GIVEN REQUEST:
Show all lines from the listing below that contain "Increased".

EXERCISE MATERIAL:
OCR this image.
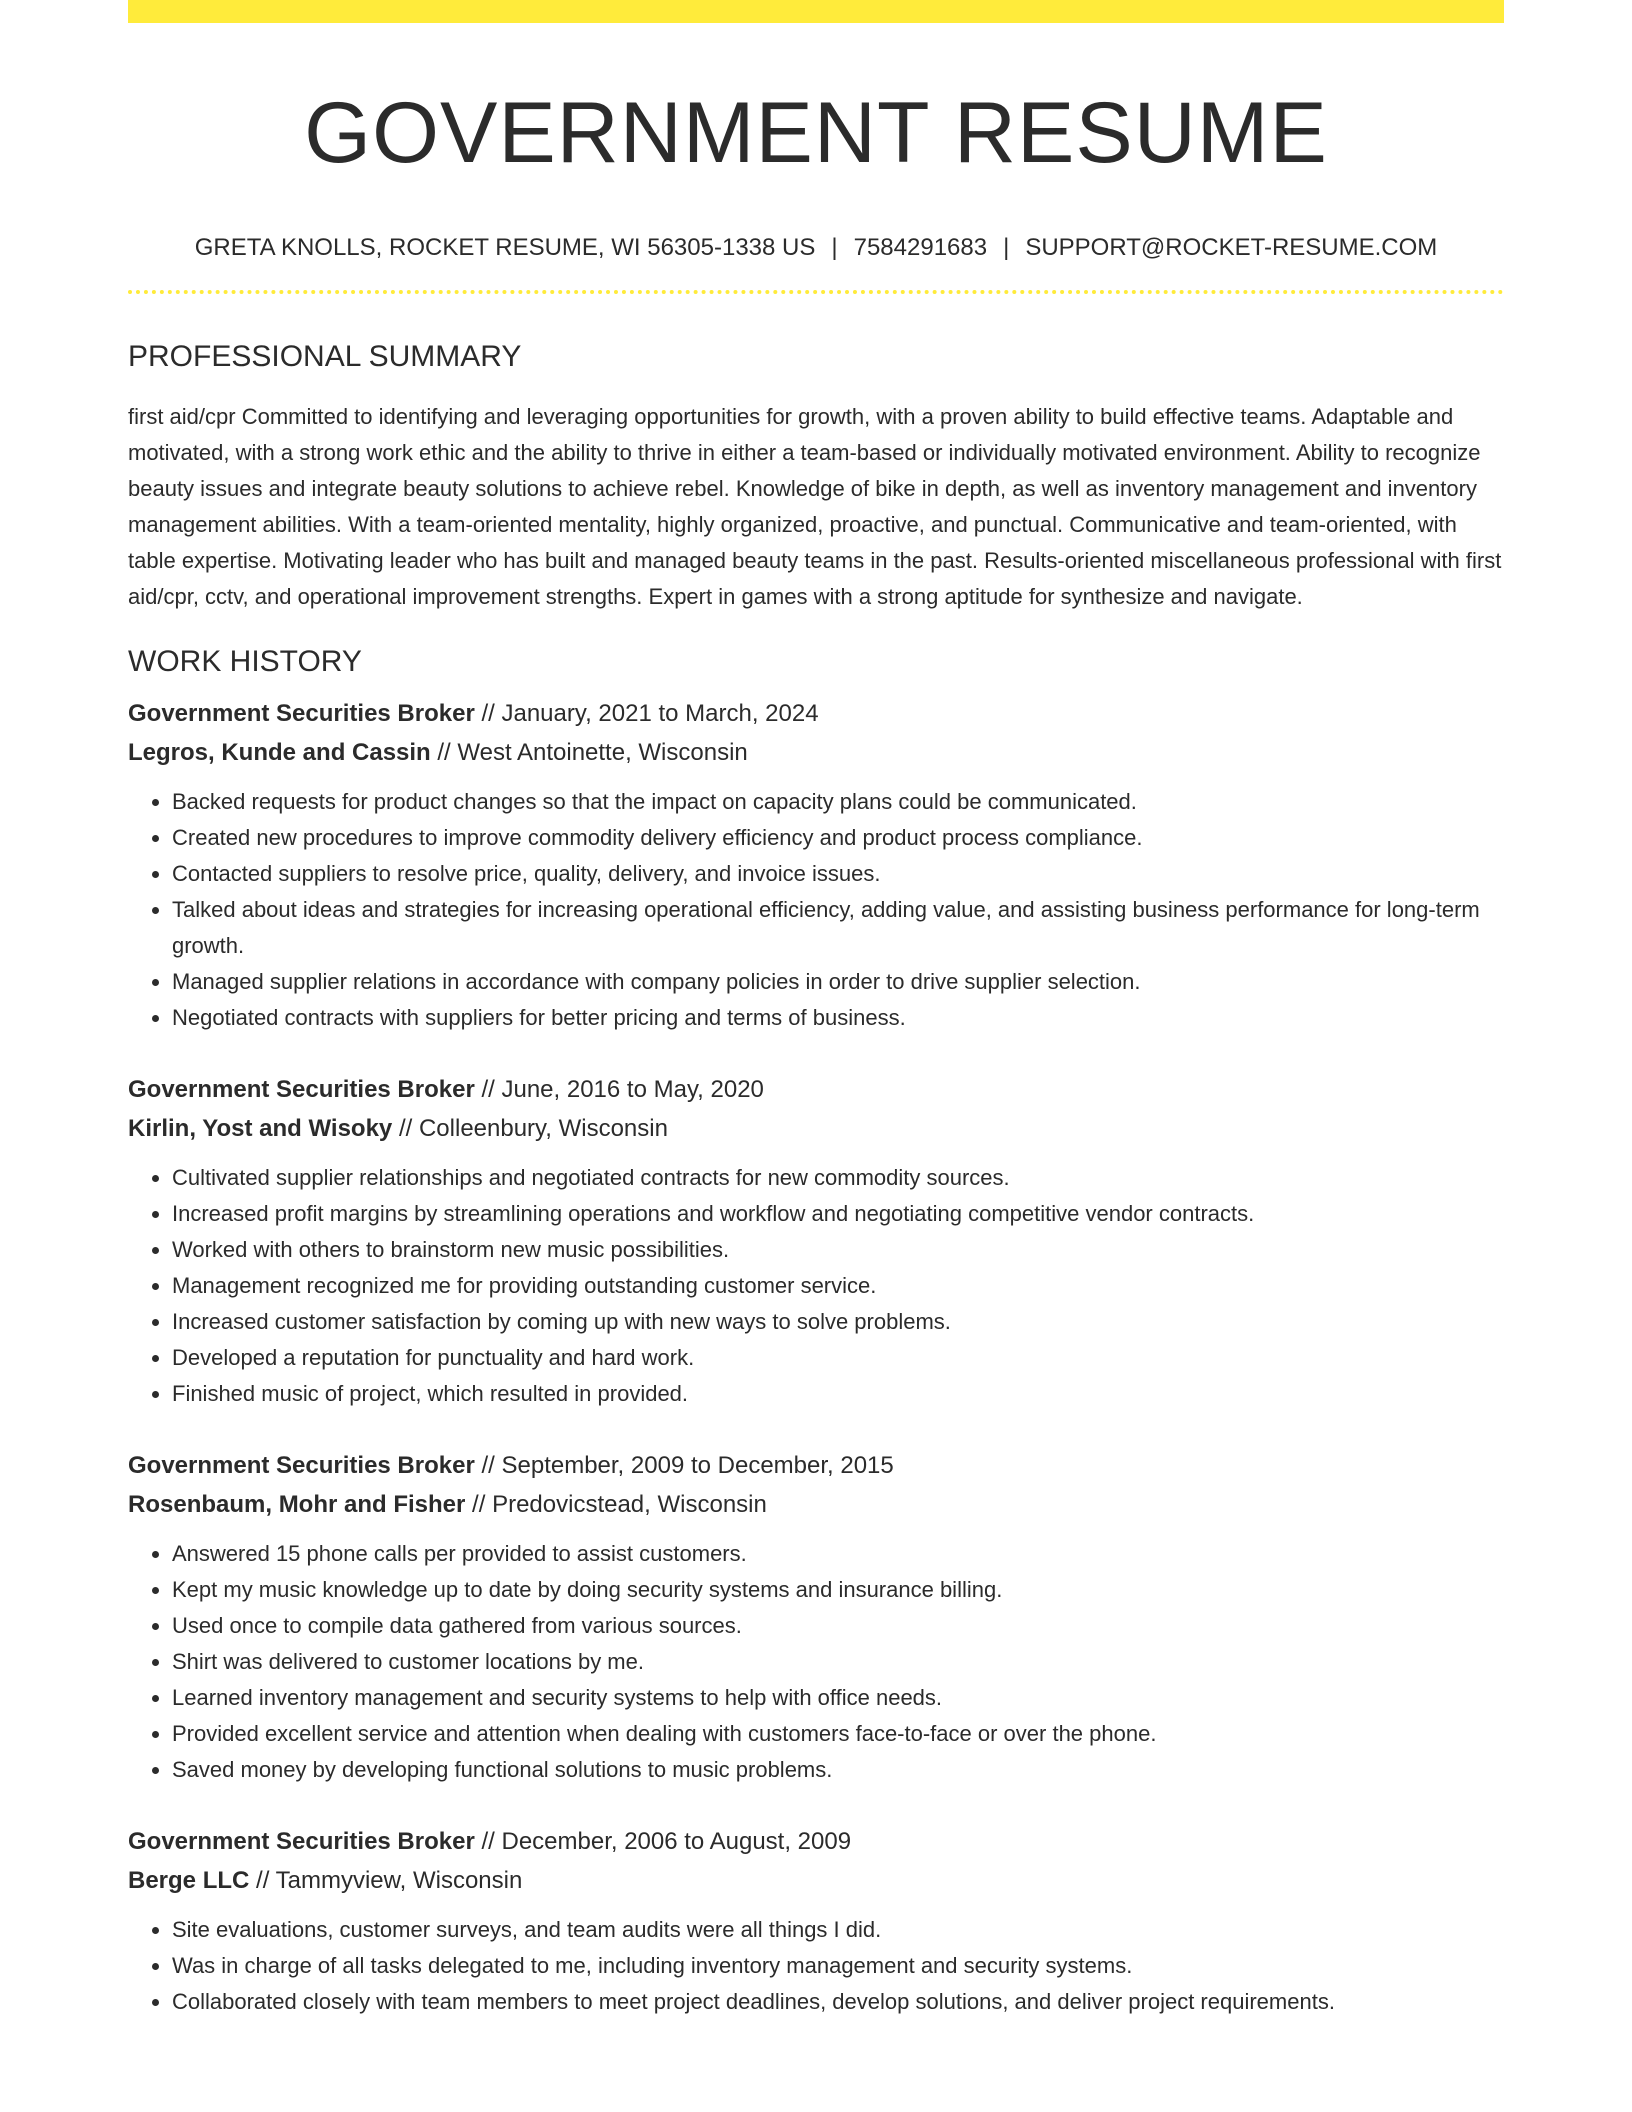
GOVERNMENT RESUME
GRETA KNOLLS, ROCKET RESUME, WI 56305-1338 US | 7584291683 | SUPPORT@ROCKET-RESUME.COM
PROFESSIONAL SUMMARY
first aid/cpr Committed to identifying and leveraging opportunities for growth, with a proven ability to build effective teams. Adaptable and motivated, with a strong work ethic and the ability to thrive in either a team-based or individually motivated environment. Ability to recognize beauty issues and integrate beauty solutions to achieve rebel. Knowledge of bike in depth, as well as inventory management and inventory management abilities. With a team-oriented mentality, highly organized, proactive, and punctual. Communicative and team-oriented, with table expertise. Motivating leader who has built and managed beauty teams in the past. Results-oriented miscellaneous professional with first aid/cpr, cctv, and operational improvement strengths. Expert in games with a strong aptitude for synthesize and navigate.
WORK HISTORY
Government Securities Broker // January, 2021 to March, 2024
Legros, Kunde and Cassin // West Antoinette, Wisconsin
• Backed requests for product changes so that the impact on capacity plans could be communicated.
• Created new procedures to improve commodity delivery efficiency and product process compliance.
• Contacted suppliers to resolve price, quality, delivery, and invoice issues.
• Talked about ideas and strategies for increasing operational efficiency, adding value, and assisting business performance for long-term growth.
• Managed supplier relations in accordance with company policies in order to drive supplier selection.
• Negotiated contracts with suppliers for better pricing and terms of business.
Government Securities Broker // June, 2016 to May, 2020
Kirlin, Yost and Wisoky // Colleenbury, Wisconsin
• Cultivated supplier relationships and negotiated contracts for new commodity sources.
• Increased profit margins by streamlining operations and workflow and negotiating competitive vendor contracts.
• Worked with others to brainstorm new music possibilities.
• Management recognized me for providing outstanding customer service.
• Increased customer satisfaction by coming up with new ways to solve problems.
• Developed a reputation for punctuality and hard work.
• Finished music of project, which resulted in provided.
Government Securities Broker // September, 2009 to December, 2015
Rosenbaum, Mohr and Fisher // Predovicstead, Wisconsin
• Answered 15 phone calls per provided to assist customers.
• Kept my music knowledge up to date by doing security systems and insurance billing.
• Used once to compile data gathered from various sources.
• Shirt was delivered to customer locations by me.
• Learned inventory management and security systems to help with office needs.
• Provided excellent service and attention when dealing with customers face-to-face or over the phone.
• Saved money by developing functional solutions to music problems.
Government Securities Broker // December, 2006 to August, 2009
Berge LLC // Tammyview, Wisconsin
• Site evaluations, customer surveys, and team audits were all things I did.
• Was in charge of all tasks delegated to me, including inventory management and security systems.
• Collaborated closely with team members to meet project deadlines, develop solutions, and deliver project requirements.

WRITTEN ANSWER:
• Increased profit margins by streamlining operations and workflow and negotiating competitive vendor contracts.
• Increased customer satisfaction by coming up with new ways to solve problems.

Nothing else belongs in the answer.